» **WHAT IS EXPECTED**
Transcribe the entries that follow exactly as they appear, minus pictures.
** start of GIVEN DATA **
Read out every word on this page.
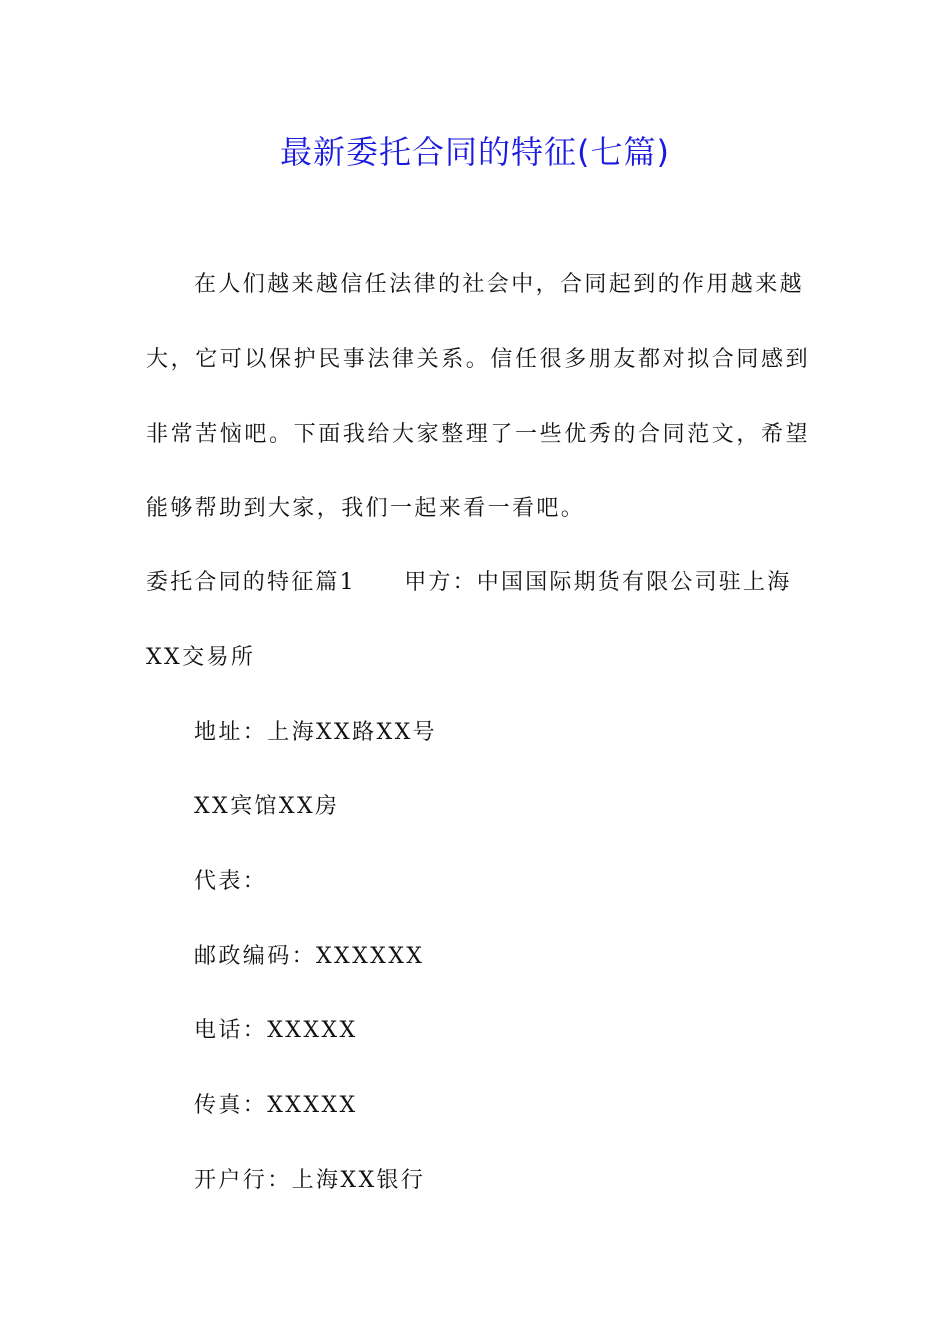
最新委托合同的特征(七篇)
在人们越来越信任法律的社会中，合同起到的作用越来越
大，它可以保护民事法律关系。信任很多朋友都对拟合同感到
非常苦恼吧。下面我给大家整理了一些优秀的合同范文，希望
能够帮助到大家，我们一起来看一看吧。
委托合同的特征篇1　　甲方：中国国际期货有限公司驻上海
XX交易所
地址：上海XX路XX号
XX宾馆XX房
代表：
邮政编码：XXXXXX
电话：XXXXX
传真：XXXXX
开户行：上海XX银行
** end of GIVEN DATA **
» **EXERCISE RESULT**
Read out every word on this page.
最新委托合同的特征(七篇)
在人们越来越信任法律的社会中，合同起到的作用越来越
大，它可以保护民事法律关系。信任很多朋友都对拟合同感到
非常苦恼吧。下面我给大家整理了一些优秀的合同范文，希望
能够帮助到大家，我们一起来看一看吧。
委托合同的特征篇1　　甲方：中国国际期货有限公司驻上海
XX交易所
地址：上海XX路XX号
XX宾馆XX房
代表：
邮政编码：XXXXXX
电话：XXXXX
传真：XXXXX
开户行：上海XX银行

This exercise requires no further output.